• [待完成任务]:
1. 将文本摘录中从“我们将使用 Hugging Face”起、到“到 4 个数字及其解决方案的样本。”为止的这一段一字不差地抄写下来。
2. 列出文本摘录的代码中所有通过 from … import 语句导入的名称。

• [文本摘录]:
注意：您可能需要重启内核以使用更新的包。

我们将使用 Hugging Face Hub 作为远程模型版本控制服务。这意味着在训练过程中，我们会自动将模型、日志和信息推送到 Hub。为此，您必须在 Hugging Face 上注册。注册账号后，我们将使用 huggingface_hub 包中的登录工具登录到我们的账户，并将我们的令牌（访问密钥）存储在磁盘上。

from huggingface_hub import login
 
login(token="", add_to_git_credential=True) # ADD YOUR TOKEN HERE

2. 从倒计时游戏中生成带有推理前缀的训练样本

我们将使用 Jiayi-Pan/Countdown-Tasks-3to4 数据集，其中包含 3 到 4 个数字及其解决方案的样本。

作为模型，我们将使用 Qwen/Qwen2.5-3B-Instruct，这是一个具有 30 亿参数的指令微调模型。这使得展示“顿悟时刻”变得更加容易，因为它已经遵循提示格式。但你也可以使用 Qwen 的基础版本或其他模型。Jiayi-Pan 探索发现，模型需要具备一定的质量才能学习推理过程，起始参数需大于 15 亿。

from transformers import AutoTokenizer
from datasets import load_dataset
 
# Load dataset from Hugging Face Hub
dataset_id = "Jiayi-Pan/Countdown-Tasks-3to4"
dataset = load_dataset(dataset_id, split="train")
# select a random subset of 50k samples
dataset = dataset.shuffle(seed=42).select(range(50000))
 
# Load tokenizer from Hugging Face Hub to format the dataset to our "r1" prompt 
tokenizer = AutoTokenizer.from_pretrained("Qwen/Qwen2.5-3B-Instruct")
 
# gemerate r1 prompt with a prefix for the model to already start with the thinking process
def generate_r1_prompt(numbers, target):
    r1_prefix = [{
        "role": "system",
        "content": "You are a helpful assistant. You first thinks about the reasoning process in the mind and then provides the user with the answer."

• [数据记录]:
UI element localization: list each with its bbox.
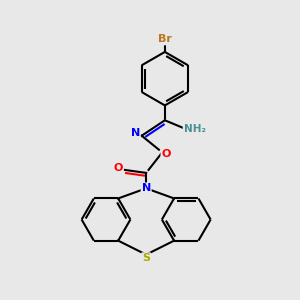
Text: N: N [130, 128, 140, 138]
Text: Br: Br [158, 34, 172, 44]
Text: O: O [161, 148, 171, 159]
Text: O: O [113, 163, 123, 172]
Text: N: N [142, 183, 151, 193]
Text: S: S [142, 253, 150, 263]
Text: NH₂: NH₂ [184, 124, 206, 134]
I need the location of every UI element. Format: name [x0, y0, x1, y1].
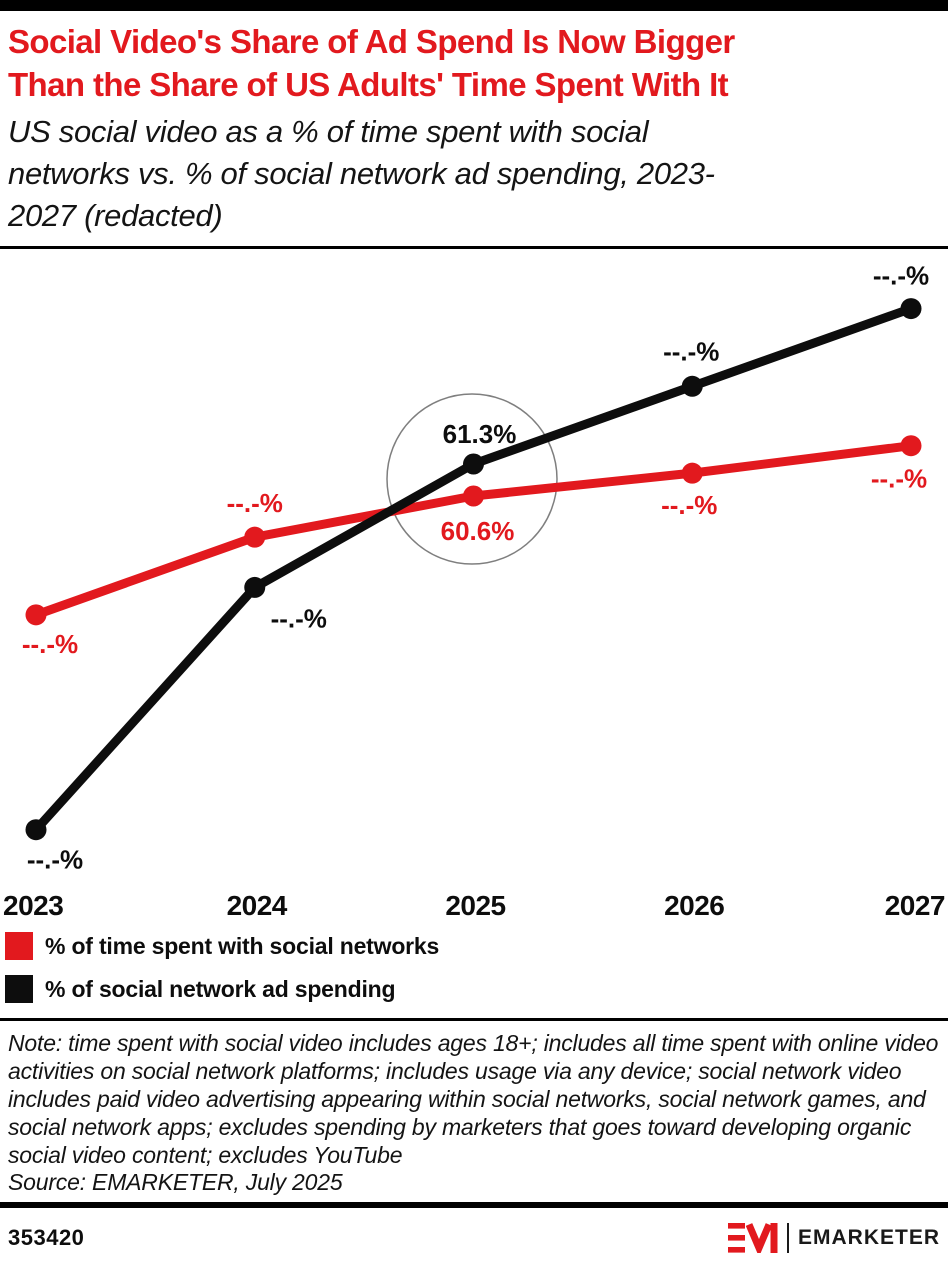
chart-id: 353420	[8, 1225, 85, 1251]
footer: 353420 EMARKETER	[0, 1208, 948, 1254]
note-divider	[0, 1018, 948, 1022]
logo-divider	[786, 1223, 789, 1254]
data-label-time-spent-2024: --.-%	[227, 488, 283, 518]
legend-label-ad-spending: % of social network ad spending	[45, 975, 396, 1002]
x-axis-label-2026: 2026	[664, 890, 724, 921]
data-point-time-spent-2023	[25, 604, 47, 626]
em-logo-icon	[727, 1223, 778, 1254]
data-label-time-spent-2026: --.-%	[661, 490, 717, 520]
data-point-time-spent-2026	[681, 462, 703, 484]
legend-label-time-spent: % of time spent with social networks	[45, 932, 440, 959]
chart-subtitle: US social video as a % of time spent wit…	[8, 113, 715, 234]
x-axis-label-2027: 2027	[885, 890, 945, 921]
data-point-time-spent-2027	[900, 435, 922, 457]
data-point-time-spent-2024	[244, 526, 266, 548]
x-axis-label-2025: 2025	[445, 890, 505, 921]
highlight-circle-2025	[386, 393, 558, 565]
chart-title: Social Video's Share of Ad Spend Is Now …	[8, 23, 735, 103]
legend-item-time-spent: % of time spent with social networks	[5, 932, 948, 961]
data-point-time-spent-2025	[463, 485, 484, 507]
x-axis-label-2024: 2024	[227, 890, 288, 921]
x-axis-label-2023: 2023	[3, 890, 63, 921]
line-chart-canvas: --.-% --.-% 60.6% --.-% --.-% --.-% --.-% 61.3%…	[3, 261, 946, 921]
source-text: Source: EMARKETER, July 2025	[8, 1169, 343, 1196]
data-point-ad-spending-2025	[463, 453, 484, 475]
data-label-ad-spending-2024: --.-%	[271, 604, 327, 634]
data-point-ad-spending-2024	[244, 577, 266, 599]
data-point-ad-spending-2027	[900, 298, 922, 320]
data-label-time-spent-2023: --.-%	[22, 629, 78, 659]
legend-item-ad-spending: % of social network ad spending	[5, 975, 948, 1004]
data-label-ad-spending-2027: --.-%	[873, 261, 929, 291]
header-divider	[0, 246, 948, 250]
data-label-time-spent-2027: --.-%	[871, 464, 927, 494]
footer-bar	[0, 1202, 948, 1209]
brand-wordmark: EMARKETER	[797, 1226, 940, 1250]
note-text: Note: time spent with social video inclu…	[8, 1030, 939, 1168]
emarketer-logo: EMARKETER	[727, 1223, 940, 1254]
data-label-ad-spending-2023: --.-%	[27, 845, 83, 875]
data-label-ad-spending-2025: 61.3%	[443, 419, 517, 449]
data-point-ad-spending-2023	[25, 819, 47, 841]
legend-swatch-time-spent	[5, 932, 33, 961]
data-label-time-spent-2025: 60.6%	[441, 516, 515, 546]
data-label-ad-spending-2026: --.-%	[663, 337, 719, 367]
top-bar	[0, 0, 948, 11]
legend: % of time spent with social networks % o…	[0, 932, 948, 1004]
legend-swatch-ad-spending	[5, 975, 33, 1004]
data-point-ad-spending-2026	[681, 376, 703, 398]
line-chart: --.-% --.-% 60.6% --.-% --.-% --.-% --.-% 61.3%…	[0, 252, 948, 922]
--
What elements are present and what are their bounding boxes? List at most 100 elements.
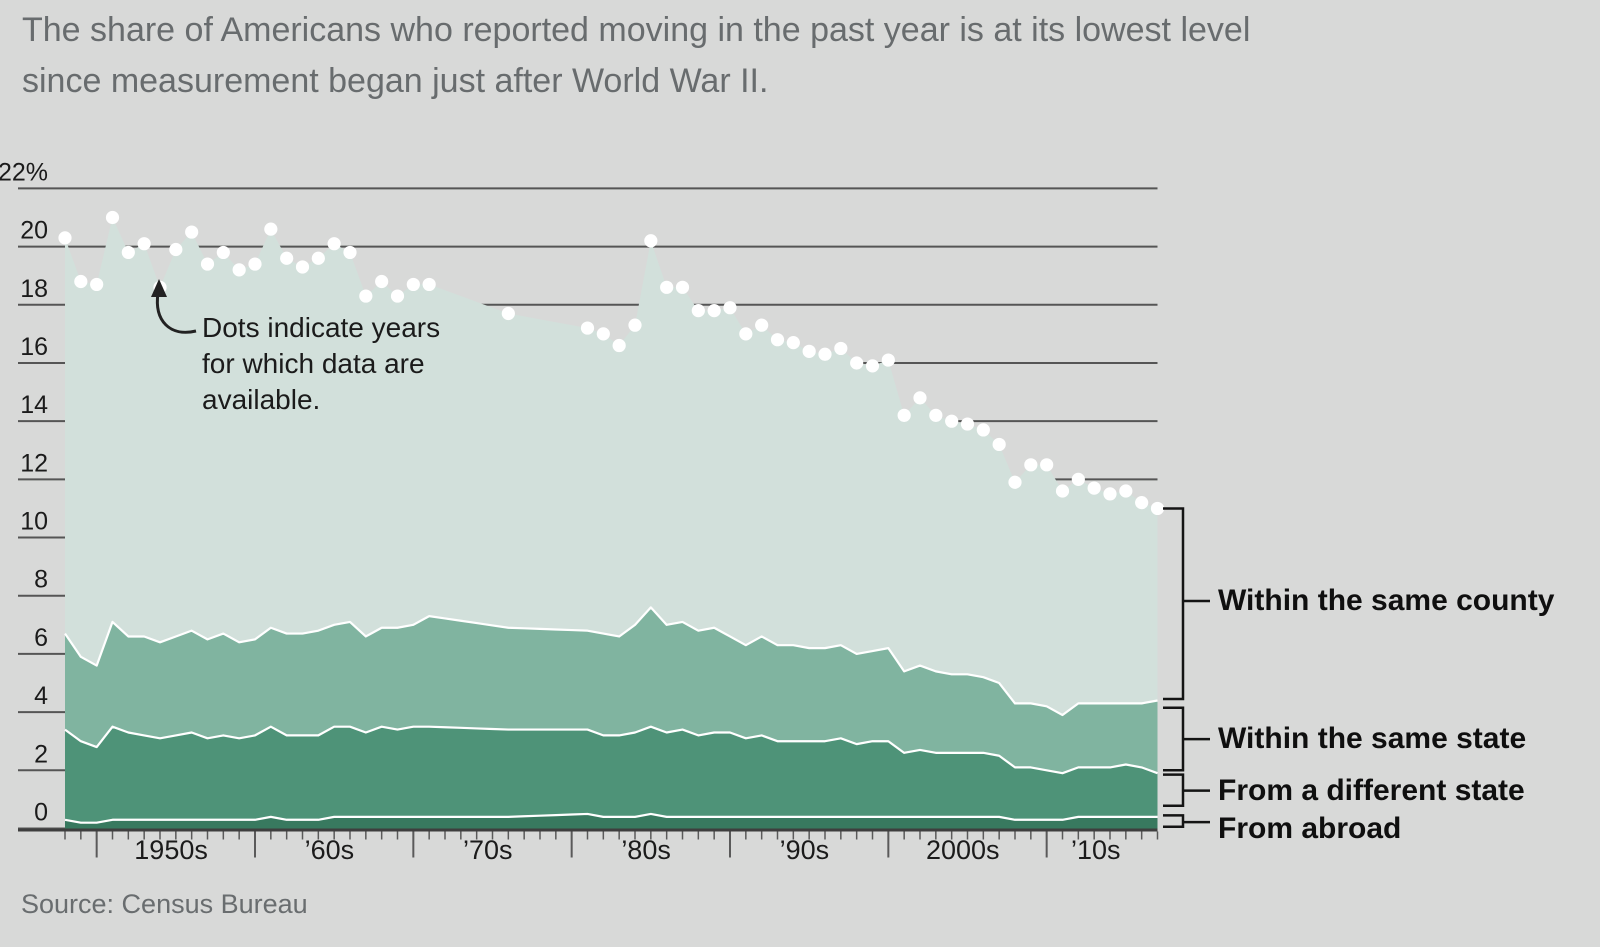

• [参考答案]:
1.
我们将使用 Hugging Face Hub 作为远程模型版本控制服务。这意味着在训练过程中，我们会自动将模型、日志和信息推送到 Hub。为此，您必须在 Hugging Face 上注册。注册账号后，我们将使用 huggingface_hub 包中的登录工具登录到我们的账户，并将我们的令牌（访问密钥）存储在磁盘上。

from huggingface_hub import login
 
login(token="", add_to_git_credential=True) # ADD YOUR TOKEN HERE

2. 从倒计时游戏中生成带有推理前缀的训练样本

我们将使用 Jiayi-Pan/Countdown-Tasks-3to4 数据集，其中包含 3 到 4 个数字及其解决方案的样本。

2. login、AutoTokenizer、load_dataset